• **Stated problem**
Work out how many lines contain "PIER". Reply with the count alone.

Figure record listings:

** start **

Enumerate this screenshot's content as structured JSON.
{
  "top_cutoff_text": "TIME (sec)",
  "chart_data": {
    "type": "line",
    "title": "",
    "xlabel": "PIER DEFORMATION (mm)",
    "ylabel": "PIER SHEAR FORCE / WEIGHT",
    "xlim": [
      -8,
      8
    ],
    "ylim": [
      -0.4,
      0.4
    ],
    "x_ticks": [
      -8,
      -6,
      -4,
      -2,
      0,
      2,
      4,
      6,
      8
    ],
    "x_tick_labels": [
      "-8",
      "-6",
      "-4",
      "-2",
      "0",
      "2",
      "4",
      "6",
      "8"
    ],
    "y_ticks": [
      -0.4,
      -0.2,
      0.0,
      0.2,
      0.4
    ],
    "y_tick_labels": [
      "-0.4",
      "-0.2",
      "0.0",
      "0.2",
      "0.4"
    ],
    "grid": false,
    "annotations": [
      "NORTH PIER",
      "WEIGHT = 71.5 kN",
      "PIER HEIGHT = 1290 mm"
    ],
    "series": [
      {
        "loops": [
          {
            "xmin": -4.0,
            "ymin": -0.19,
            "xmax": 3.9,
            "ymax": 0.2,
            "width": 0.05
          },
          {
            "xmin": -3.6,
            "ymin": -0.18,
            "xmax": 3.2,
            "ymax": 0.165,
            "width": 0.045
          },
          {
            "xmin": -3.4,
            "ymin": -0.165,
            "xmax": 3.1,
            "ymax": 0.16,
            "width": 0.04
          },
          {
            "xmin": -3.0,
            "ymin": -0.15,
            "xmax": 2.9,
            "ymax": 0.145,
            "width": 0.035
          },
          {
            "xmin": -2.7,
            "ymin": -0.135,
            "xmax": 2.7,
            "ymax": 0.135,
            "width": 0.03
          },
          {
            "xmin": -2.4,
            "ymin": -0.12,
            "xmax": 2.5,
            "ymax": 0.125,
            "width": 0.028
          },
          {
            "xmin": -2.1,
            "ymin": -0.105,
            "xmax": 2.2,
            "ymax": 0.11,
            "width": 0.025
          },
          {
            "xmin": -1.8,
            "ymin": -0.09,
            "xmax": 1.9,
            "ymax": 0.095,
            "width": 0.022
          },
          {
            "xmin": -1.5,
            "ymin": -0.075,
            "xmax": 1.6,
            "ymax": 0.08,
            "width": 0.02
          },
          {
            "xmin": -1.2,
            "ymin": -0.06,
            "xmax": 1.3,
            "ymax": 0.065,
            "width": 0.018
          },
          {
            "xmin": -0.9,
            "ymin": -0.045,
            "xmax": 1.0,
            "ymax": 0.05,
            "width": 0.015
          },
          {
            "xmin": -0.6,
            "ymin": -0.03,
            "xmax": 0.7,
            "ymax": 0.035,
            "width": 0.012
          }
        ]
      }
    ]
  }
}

** end **

• **Written response**
4